Mulanya sedikit mengusik kesan, berikutnya datar saja. Tetapi belakangan ini, saya begitu menikmati prosesi sentuhan dengan tangan kasar itu. Bahkan diam-diam, salaman itu menjadi momen yang saya rindukan. Tangan kasar petani itu seperti selalu mengingatkan saya kepada Sa’ad bin Muadz Al Anshari, sahabat Nabi.
Ketika Rasulullah pulang dari Tabuk, beliau melihat keganjilan pada diri Sa’ad. Terlihat ada sakit yang ditahan Sa’ad saat berjabat tangan. “Kenapa tanganmu?”
“Ini akibat sekop dan cangkul yang sering saya pergunakan untuk mencari nafkah bagi keluarga yang menjadi tanggunganku, ya Rasul,” jawab Sa’ad. Dilihat oleh Nabi, tangan Sa’d menghitam dan melepuh.
Serta merta Nabi mengambil tangan Sa’ad dan menciumnya. “Inilah tangan yang tercium bau surga, yang tidak akan disentuh api neraka.”
Rasulullah mencium tangan sahabatnya? Tentu ini amat istimewa. Tangannya biasa diperebutkan untuk tabarruk (mendapat berkah), ternyata malah mencium tangan Sa’ad yang kasar.

◆ **Data**
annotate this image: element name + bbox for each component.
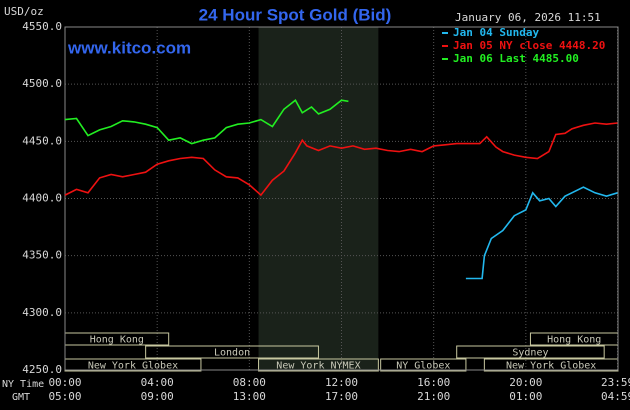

◆ **Daftar Tugas**
[A] Kutip teks tentang tangan Sa’ad mulai dari "Ketika Rasulullah pulang" dan berakhir pada "Sa’ad yang kasar.".
[B] Dalam teks tentang tangan Sa’ad, gelar apa saja yang dipakai untuk menyebut sosok yang mencium tangan Sa’ad? Sebutkan semuanya.
[C] Lanjutkan teks tentang tangan kasar Sa’ad setelah kalimat terakhirnya.
Data ini diambil dari sumber yang berbeda.

◆ **Jawaban Tugas**
[A]
Ketika Rasulullah pulang dari Tabuk, beliau melihat keganjilan pada diri Sa’ad. Terlihat ada sakit yang ditahan Sa’ad saat berjabat tangan. “Kenapa tanganmu?”
“Ini akibat sekop dan cangkul yang sering saya pergunakan untuk mencari nafkah bagi keluarga yang menjadi tanggunganku, ya Rasul,” jawab Sa’ad. Dilihat oleh Nabi, tangan Sa’d menghitam dan melepuh.
Serta merta Nabi mengambil tangan Sa’ad dan menciumnya. “Inilah tangan yang tercium bau surga, yang tidak akan disentuh api neraka.”
Rasulullah mencium tangan sahabatnya? Tentu ini amat istimewa. Tangannya biasa diperebutkan untuk tabarruk (mendapat berkah), ternyata malah mencium tangan Sa’ad yang kasar.

[B] Nabi, Rasulullah, Rasul

[C]
Aksi “demonstratif” Nabi seolah melampaui berjuta kata-kata untuk menghargai para pekerja kasar seperti Sa’ad. Sebuah perilaku yang jauh dari sekadar memenuhi tuntutan normatif atas nama peraturan dan hukum
***
Sebagaimana Nabi, jika kita bertemu dengan orang seperti Sa’ad, saya ingin kita sama-sama mencium tangannya. Tidak secara harfiah. Tetapi lewat penghargaan kita kepadanya. Memposisikan mereka secara mulia, seraya mengasah kepedulian membantu mencukupi hajat hidupnya.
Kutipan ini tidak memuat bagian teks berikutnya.